[STATED EXERCISE]
Check every line of the entries that follow, and copy the ones containing "this".

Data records
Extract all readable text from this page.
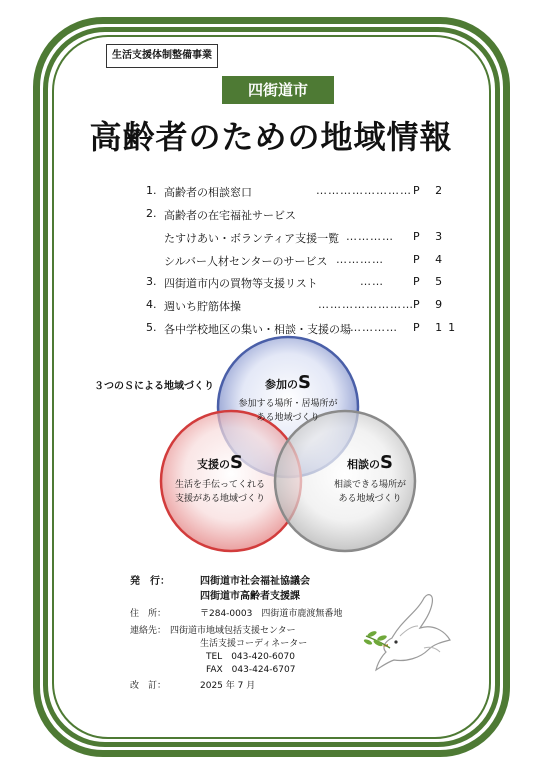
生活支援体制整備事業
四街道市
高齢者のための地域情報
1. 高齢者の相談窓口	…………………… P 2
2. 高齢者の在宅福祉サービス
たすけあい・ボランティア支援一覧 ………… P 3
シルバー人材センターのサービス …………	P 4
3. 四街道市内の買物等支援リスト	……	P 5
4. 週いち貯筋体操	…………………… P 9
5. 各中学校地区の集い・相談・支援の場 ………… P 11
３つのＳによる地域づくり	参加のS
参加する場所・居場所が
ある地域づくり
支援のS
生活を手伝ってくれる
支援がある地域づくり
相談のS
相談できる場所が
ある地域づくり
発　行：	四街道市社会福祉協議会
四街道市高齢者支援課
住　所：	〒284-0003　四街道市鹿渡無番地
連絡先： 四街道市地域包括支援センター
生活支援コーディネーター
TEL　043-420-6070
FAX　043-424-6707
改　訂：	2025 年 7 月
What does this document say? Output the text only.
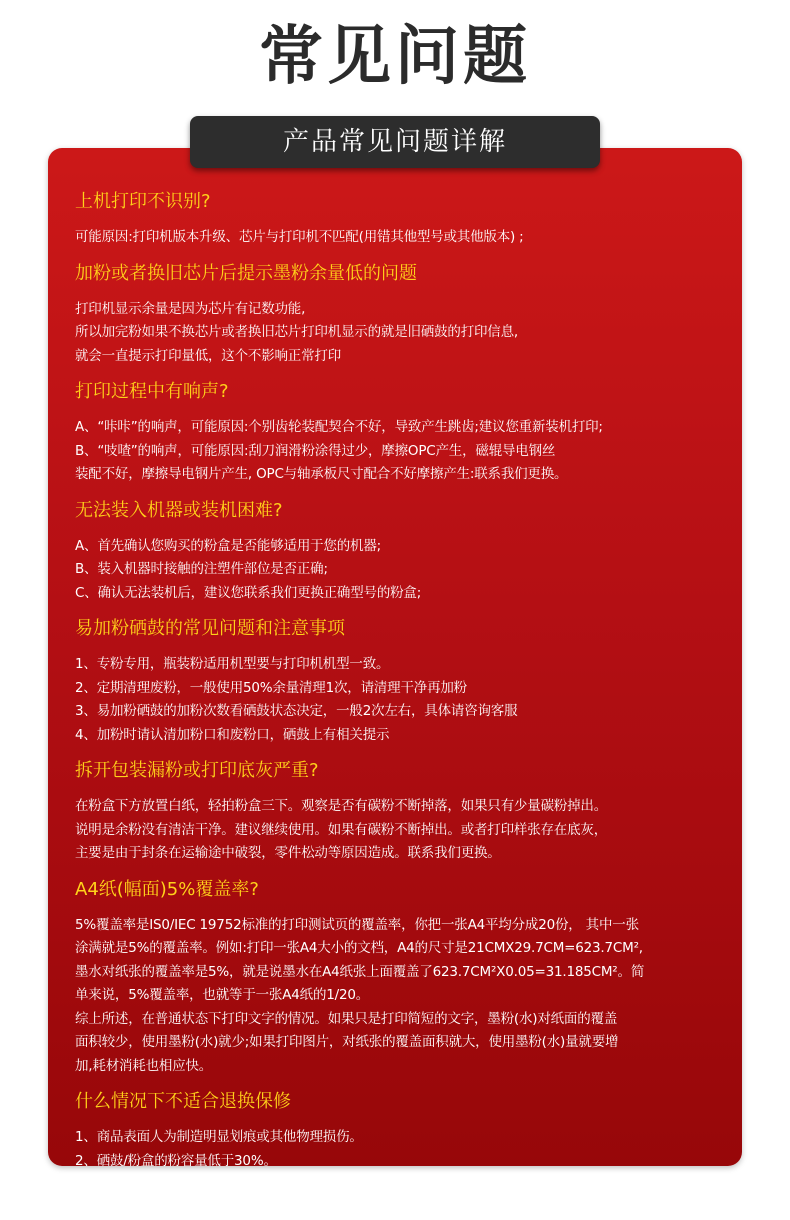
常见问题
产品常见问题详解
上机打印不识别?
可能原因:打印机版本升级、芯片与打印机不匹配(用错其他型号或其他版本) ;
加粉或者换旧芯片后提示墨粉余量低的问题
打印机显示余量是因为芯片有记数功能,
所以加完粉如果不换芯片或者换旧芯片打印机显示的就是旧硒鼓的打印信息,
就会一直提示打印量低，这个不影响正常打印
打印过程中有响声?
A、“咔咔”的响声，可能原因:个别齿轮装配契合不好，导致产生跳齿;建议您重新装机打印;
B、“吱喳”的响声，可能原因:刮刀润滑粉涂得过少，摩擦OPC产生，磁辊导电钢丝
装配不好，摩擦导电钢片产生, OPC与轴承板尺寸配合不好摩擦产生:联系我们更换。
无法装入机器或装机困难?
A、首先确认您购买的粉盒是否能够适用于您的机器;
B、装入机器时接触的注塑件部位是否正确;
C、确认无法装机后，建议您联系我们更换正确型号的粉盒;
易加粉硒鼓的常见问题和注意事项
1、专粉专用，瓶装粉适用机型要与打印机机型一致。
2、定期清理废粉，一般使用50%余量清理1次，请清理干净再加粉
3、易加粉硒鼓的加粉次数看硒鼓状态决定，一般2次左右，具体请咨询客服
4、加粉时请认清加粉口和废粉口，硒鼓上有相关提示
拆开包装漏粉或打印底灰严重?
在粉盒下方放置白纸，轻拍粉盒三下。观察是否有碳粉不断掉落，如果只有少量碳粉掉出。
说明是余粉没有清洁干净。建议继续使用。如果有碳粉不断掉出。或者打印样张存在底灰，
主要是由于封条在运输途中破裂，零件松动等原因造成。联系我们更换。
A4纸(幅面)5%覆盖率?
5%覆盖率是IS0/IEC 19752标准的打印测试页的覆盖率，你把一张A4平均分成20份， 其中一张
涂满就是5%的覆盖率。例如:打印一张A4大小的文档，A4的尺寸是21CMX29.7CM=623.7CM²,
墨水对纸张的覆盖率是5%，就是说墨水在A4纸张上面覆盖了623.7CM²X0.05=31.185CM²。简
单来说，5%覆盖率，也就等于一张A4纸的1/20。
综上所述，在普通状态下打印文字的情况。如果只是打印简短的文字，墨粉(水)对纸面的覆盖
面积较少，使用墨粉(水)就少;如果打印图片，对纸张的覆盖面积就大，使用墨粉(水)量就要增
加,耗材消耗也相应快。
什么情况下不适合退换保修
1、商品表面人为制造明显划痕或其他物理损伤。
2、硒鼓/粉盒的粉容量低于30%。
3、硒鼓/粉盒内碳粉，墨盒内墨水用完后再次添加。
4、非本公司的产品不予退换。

==

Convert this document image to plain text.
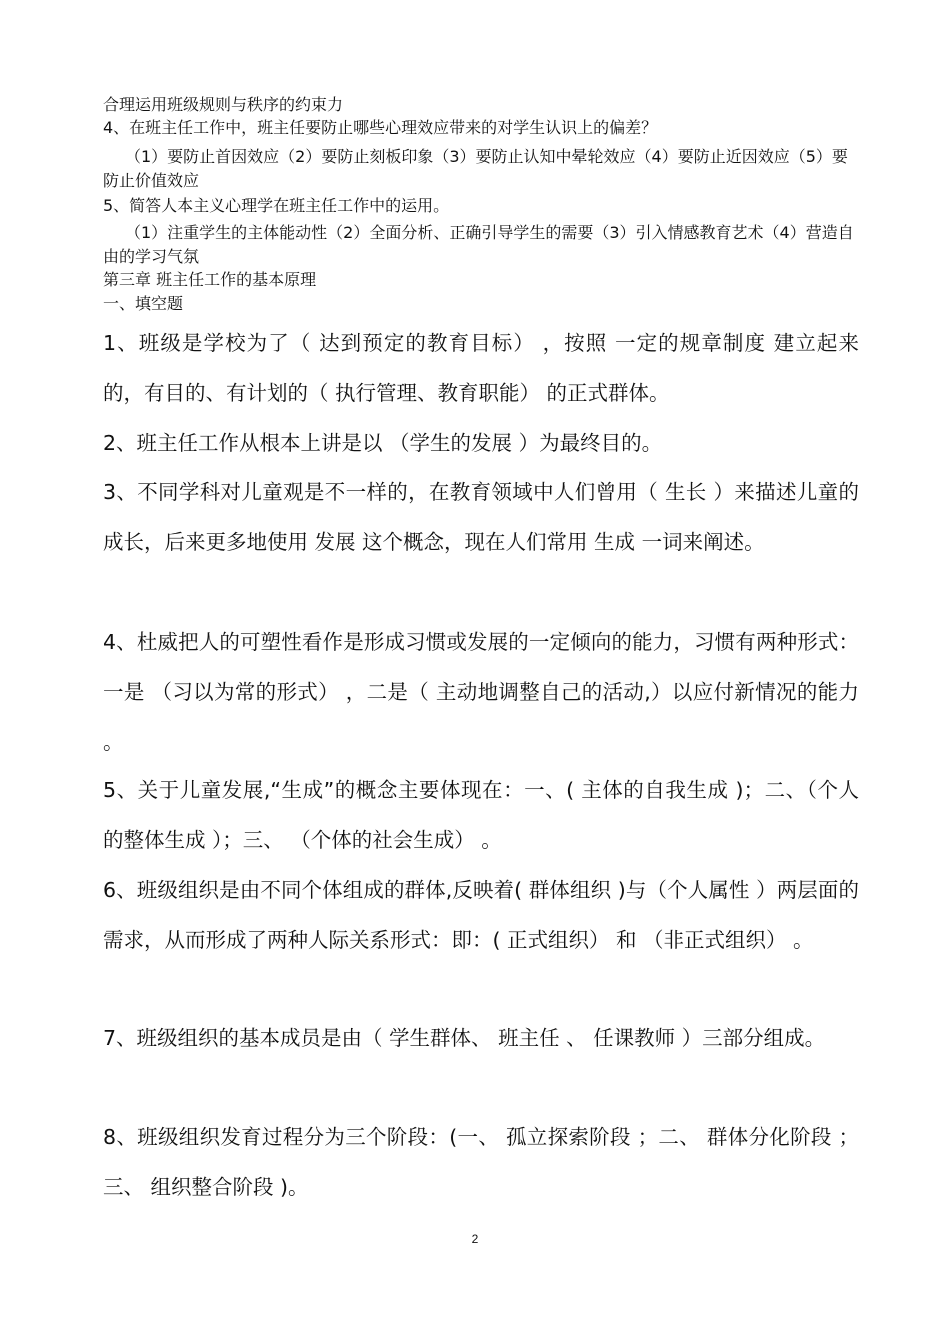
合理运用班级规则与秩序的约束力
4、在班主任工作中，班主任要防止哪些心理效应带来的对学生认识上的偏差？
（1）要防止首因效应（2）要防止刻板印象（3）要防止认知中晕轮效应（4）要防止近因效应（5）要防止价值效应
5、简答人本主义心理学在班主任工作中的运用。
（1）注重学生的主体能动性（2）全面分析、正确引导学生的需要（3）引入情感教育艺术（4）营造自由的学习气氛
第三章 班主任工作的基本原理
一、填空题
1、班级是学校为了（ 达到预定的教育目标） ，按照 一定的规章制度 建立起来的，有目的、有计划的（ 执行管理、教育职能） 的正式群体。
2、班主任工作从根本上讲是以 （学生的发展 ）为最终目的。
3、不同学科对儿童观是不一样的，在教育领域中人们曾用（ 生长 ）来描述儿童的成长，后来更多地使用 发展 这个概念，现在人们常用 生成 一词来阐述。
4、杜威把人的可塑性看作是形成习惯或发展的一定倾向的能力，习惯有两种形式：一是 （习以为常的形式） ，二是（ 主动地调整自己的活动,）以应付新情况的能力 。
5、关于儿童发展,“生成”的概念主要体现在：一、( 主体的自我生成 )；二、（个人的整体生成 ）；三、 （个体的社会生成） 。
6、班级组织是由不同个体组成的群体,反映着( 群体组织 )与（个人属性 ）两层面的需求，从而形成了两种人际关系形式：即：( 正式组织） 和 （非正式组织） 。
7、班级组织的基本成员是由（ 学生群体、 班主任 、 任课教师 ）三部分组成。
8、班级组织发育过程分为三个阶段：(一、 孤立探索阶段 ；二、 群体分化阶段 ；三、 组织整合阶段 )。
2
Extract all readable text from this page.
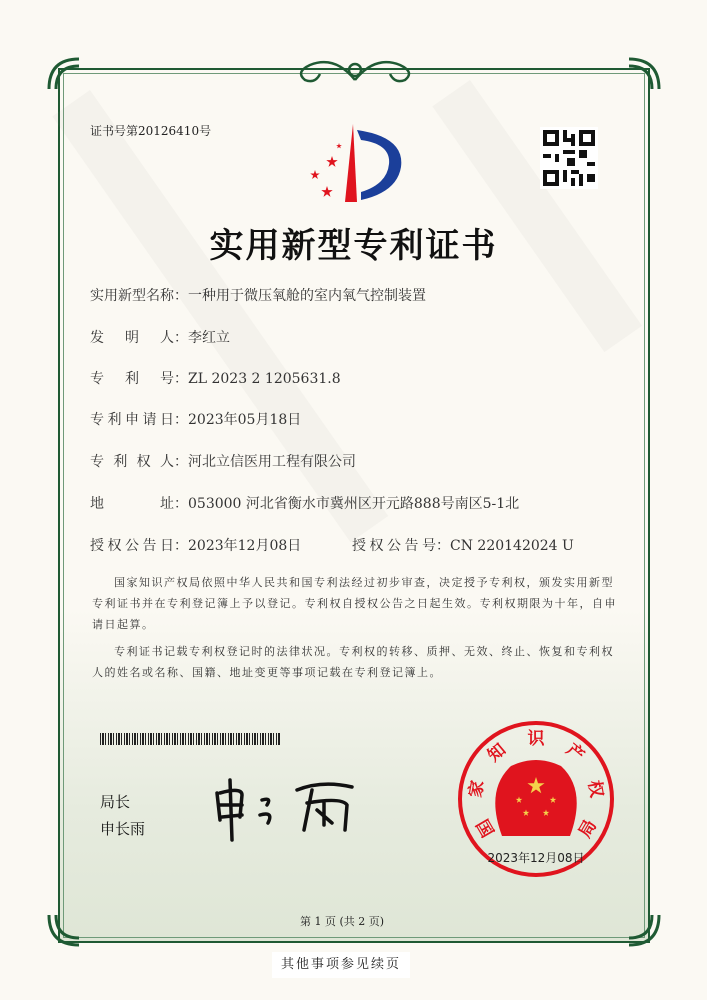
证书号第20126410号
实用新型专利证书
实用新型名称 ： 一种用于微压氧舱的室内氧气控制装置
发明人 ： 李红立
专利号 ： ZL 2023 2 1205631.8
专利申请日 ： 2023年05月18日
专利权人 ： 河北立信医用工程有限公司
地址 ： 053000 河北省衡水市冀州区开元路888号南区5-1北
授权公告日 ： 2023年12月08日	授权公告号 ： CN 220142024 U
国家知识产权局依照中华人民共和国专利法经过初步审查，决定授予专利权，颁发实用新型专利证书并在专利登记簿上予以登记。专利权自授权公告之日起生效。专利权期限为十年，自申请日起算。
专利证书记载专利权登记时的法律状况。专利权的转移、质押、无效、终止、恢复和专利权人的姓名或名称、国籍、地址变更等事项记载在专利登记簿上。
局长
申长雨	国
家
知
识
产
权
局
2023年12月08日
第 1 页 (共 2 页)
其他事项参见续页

[RESPONSE BELOW]
Extract all readable text from this page.
What does this document say? Output the text only.
Convert this document image to plain text.
Extract all readable text from this page.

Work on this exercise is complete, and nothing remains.